#### [WHAT IS BEING ASKED]
Copy all lines of the listing that include the string "series".

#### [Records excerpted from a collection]
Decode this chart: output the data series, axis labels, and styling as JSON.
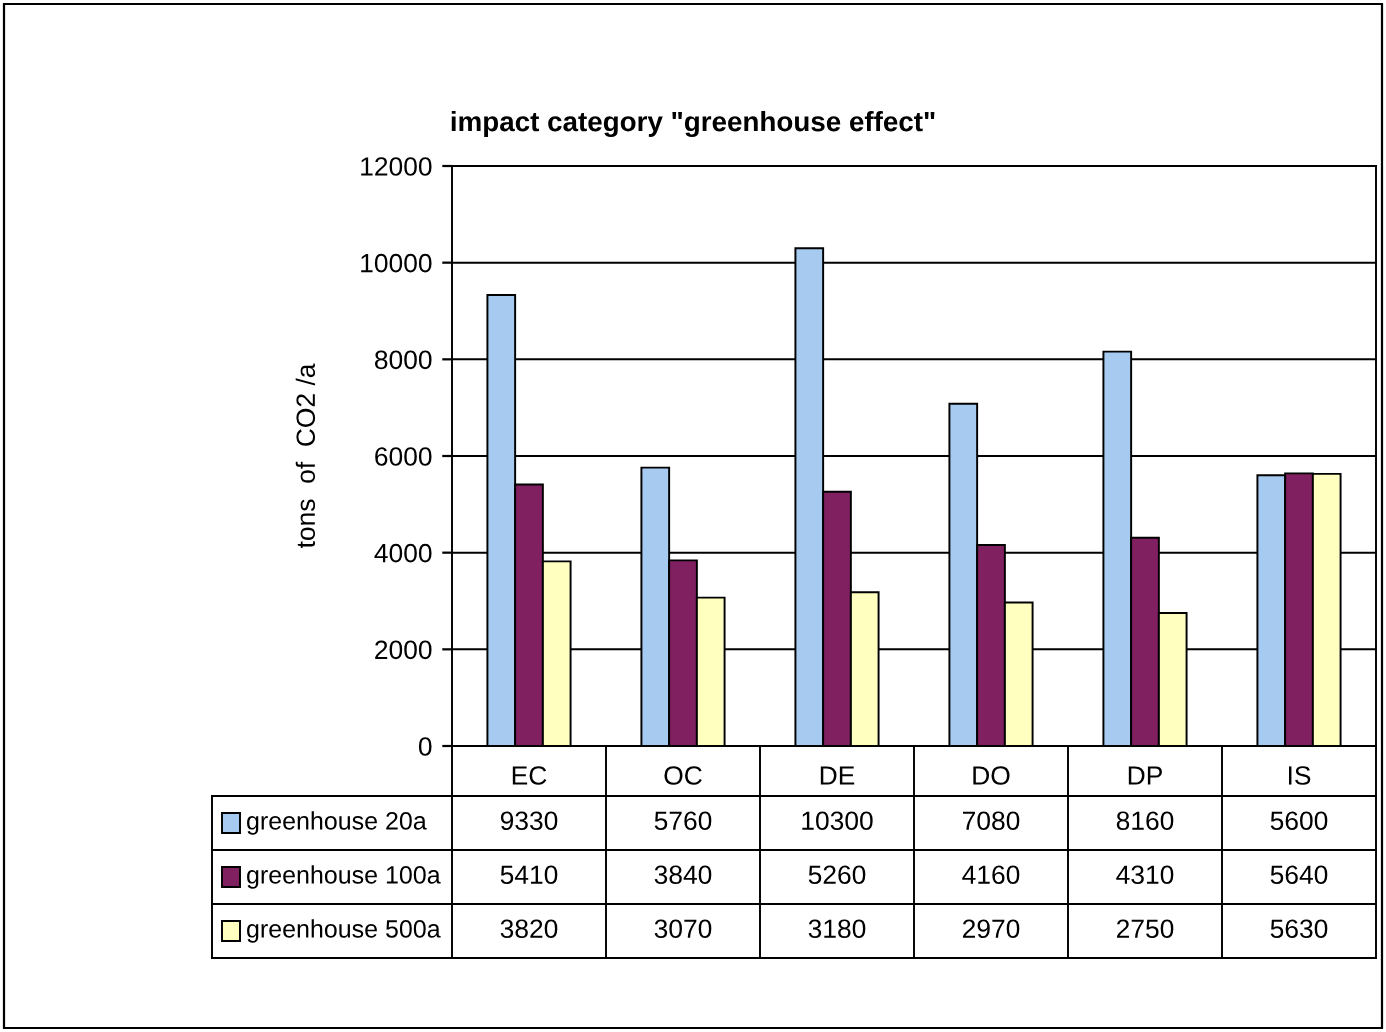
{
  "chart_data": {
    "type": "bar",
    "title": "impact category \"greenhouse effect\"",
    "ylabel": "tons  of  CO2 /a",
    "categories": [
      "EC",
      "OC",
      "DE",
      "DO",
      "DP",
      "IS"
    ],
    "series": [
      {
        "name": "greenhouse 20a",
        "color": "#a6caf0",
        "values": [
          9330,
          5760,
          10300,
          7080,
          8160,
          5600
        ]
      },
      {
        "name": "greenhouse 100a",
        "color": "#802060",
        "values": [
          5410,
          3840,
          5260,
          4160,
          4310,
          5640
        ]
      },
      {
        "name": "greenhouse 500a",
        "color": "#ffffc0",
        "values": [
          3820,
          3070,
          3180,
          2970,
          2750,
          5630
        ]
      }
    ],
    "ylim": [
      0,
      12000
    ],
    "yticks": [
      0,
      2000,
      4000,
      6000,
      8000,
      10000,
      12000
    ],
    "grid": "y",
    "data_labels": true,
    "legend": "bottom left"
  }
}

#### [EXERCISE ANSWER]
Decode this chart: output the data series, axis labels, and styling as JSON.
    "series": [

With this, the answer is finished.